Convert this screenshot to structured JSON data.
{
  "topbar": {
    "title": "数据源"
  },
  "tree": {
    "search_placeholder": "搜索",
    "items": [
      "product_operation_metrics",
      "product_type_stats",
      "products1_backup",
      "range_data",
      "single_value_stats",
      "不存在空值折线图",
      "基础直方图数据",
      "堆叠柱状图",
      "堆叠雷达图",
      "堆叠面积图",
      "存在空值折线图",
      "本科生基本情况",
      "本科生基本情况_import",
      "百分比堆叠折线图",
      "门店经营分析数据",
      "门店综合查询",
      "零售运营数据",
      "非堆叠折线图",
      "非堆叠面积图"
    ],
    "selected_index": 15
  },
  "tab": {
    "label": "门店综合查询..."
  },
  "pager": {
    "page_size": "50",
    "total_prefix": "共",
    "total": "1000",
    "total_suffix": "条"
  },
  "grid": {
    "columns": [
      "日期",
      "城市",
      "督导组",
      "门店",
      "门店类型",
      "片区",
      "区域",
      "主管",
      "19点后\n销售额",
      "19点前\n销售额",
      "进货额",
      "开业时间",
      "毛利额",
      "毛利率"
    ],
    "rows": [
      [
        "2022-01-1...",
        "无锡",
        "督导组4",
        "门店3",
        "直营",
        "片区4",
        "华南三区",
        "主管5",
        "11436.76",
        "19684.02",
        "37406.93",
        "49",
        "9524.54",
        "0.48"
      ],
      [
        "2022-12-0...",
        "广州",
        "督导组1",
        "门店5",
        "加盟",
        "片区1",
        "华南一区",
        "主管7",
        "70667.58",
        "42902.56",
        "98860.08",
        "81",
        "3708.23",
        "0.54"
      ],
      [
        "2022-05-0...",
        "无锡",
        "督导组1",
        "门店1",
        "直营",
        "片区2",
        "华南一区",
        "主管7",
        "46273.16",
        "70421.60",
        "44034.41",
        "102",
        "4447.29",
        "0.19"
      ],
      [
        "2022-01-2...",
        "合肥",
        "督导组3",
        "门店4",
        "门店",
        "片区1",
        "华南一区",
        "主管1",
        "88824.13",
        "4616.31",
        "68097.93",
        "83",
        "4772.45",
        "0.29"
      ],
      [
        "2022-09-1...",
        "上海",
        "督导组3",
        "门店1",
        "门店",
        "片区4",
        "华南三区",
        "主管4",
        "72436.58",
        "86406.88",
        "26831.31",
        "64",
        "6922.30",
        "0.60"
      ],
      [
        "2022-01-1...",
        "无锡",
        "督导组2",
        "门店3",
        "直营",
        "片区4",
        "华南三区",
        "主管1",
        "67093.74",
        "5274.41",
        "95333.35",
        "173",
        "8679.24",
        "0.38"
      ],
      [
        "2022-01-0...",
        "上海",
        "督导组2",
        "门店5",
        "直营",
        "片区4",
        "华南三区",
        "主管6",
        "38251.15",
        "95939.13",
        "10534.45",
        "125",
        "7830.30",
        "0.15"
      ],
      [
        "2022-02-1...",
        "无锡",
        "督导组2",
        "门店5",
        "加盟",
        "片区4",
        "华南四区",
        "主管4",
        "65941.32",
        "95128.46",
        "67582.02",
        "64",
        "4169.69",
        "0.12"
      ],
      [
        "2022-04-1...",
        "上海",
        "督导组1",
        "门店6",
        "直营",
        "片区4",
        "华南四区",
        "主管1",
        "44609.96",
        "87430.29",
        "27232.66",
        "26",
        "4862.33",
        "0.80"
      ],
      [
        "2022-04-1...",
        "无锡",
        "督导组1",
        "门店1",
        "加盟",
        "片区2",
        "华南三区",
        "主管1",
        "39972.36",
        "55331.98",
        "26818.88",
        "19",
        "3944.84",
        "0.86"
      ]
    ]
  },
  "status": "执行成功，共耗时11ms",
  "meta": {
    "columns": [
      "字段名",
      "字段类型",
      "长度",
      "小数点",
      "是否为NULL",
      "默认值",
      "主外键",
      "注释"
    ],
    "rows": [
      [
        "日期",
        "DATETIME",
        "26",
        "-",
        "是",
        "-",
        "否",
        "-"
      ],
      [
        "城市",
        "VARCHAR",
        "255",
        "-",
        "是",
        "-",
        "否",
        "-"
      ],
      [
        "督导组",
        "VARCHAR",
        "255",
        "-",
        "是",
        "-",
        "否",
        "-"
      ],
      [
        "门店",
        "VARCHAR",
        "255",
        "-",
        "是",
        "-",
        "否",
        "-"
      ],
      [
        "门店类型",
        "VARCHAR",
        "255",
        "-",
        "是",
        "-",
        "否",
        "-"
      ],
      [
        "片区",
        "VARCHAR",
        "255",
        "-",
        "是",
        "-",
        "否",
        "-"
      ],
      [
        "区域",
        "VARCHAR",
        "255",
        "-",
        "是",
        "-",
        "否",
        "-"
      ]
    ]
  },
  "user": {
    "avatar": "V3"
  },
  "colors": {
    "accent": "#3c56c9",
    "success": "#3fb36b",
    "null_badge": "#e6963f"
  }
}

- **Exercise instructions**
Print the records once more, exactly as they were given.

- **Written reply**
Convert this screenshot to structured JSON data.
{
  "topbar": {
    "title": "数据源"
  },
  "tree": {
    "search_placeholder": "搜索",
    "items": [
      "product_operation_metrics",
      "product_type_stats",
      "products1_backup",
      "range_data",
      "single_value_stats",
      "不存在空值折线图",
      "基础直方图数据",
      "堆叠柱状图",
      "堆叠雷达图",
      "堆叠面积图",
      "存在空值折线图",
      "本科生基本情况",
      "本科生基本情况_import",
      "百分比堆叠折线图",
      "门店经营分析数据",
      "门店综合查询",
      "零售运营数据",
      "非堆叠折线图",
      "非堆叠面积图"
    ],
    "selected_index": 15
  },
  "tab": {
    "label": "门店综合查询..."
  },
  "pager": {
    "page_size": "50",
    "total_prefix": "共",
    "total": "1000",
    "total_suffix": "条"
  },
  "grid": {
    "columns": [
      "日期",
      "城市",
      "督导组",
      "门店",
      "门店类型",
      "片区",
      "区域",
      "主管",
      "19点后\n销售额",
      "19点前\n销售额",
      "进货额",
      "开业时间",
      "毛利额",
      "毛利率"
    ],
    "rows": [
      [
        "2022-01-1...",
        "无锡",
        "督导组4",
        "门店3",
        "直营",
        "片区4",
        "华南三区",
        "主管5",
        "11436.76",
        "19684.02",
        "37406.93",
        "49",
        "9524.54",
        "0.48"
      ],
      [
        "2022-12-0...",
        "广州",
        "督导组1",
        "门店5",
        "加盟",
        "片区1",
        "华南一区",
        "主管7",
        "70667.58",
        "42902.56",
        "98860.08",
        "81",
        "3708.23",
        "0.54"
      ],
      [
        "2022-05-0...",
        "无锡",
        "督导组1",
        "门店1",
        "直营",
        "片区2",
        "华南一区",
        "主管7",
        "46273.16",
        "70421.60",
        "44034.41",
        "102",
        "4447.29",
        "0.19"
      ],
      [
        "2022-01-2...",
        "合肥",
        "督导组3",
        "门店4",
        "门店",
        "片区1",
        "华南一区",
        "主管1",
        "88824.13",
        "4616.31",
        "68097.93",
        "83",
        "4772.45",
        "0.29"
      ],
      [
        "2022-09-1...",
        "上海",
        "督导组3",
        "门店1",
        "门店",
        "片区4",
        "华南三区",
        "主管4",
        "72436.58",
        "86406.88",
        "26831.31",
        "64",
        "6922.30",
        "0.60"
      ],
      [
        "2022-01-1...",
        "无锡",
        "督导组2",
        "门店3",
        "直营",
        "片区4",
        "华南三区",
        "主管1",
        "67093.74",
        "5274.41",
        "95333.35",
        "173",
        "8679.24",
        "0.38"
      ],
      [
        "2022-01-0...",
        "上海",
        "督导组2",
        "门店5",
        "直营",
        "片区4",
        "华南三区",
        "主管6",
        "38251.15",
        "95939.13",
        "10534.45",
        "125",
        "7830.30",
        "0.15"
      ],
      [
        "2022-02-1...",
        "无锡",
        "督导组2",
        "门店5",
        "加盟",
        "片区4",
        "华南四区",
        "主管4",
        "65941.32",
        "95128.46",
        "67582.02",
        "64",
        "4169.69",
        "0.12"
      ],
      [
        "2022-04-1...",
        "上海",
        "督导组1",
        "门店6",
        "直营",
        "片区4",
        "华南四区",
        "主管1",
        "44609.96",
        "87430.29",
        "27232.66",
        "26",
        "4862.33",
        "0.80"
      ],
      [
        "2022-04-1...",
        "无锡",
        "督导组1",
        "门店1",
        "加盟",
        "片区2",
        "华南三区",
        "主管1",
        "39972.36",
        "55331.98",
        "26818.88",
        "19",
        "3944.84",
        "0.86"
      ]
    ]
  },
  "status": "执行成功，共耗时11ms",
  "meta": {
    "columns": [
      "字段名",
      "字段类型",
      "长度",
      "小数点",
      "是否为NULL",
      "默认值",
      "主外键",
      "注释"
    ],
    "rows": [
      [
        "日期",
        "DATETIME",
        "26",
        "-",
        "是",
        "-",
        "否",
        "-"
      ],
      [
        "城市",
        "VARCHAR",
        "255",
        "-",
        "是",
        "-",
        "否",
        "-"
      ],
      [
        "督导组",
        "VARCHAR",
        "255",
        "-",
        "是",
        "-",
        "否",
        "-"
      ],
      [
        "门店",
        "VARCHAR",
        "255",
        "-",
        "是",
        "-",
        "否",
        "-"
      ],
      [
        "门店类型",
        "VARCHAR",
        "255",
        "-",
        "是",
        "-",
        "否",
        "-"
      ],
      [
        "片区",
        "VARCHAR",
        "255",
        "-",
        "是",
        "-",
        "否",
        "-"
      ],
      [
        "区域",
        "VARCHAR",
        "255",
        "-",
        "是",
        "-",
        "否",
        "-"
      ]
    ]
  },
  "user": {
    "avatar": "V3"
  },
  "colors": {
    "accent": "#3c56c9",
    "success": "#3fb36b",
    "null_badge": "#e6963f"
  }
}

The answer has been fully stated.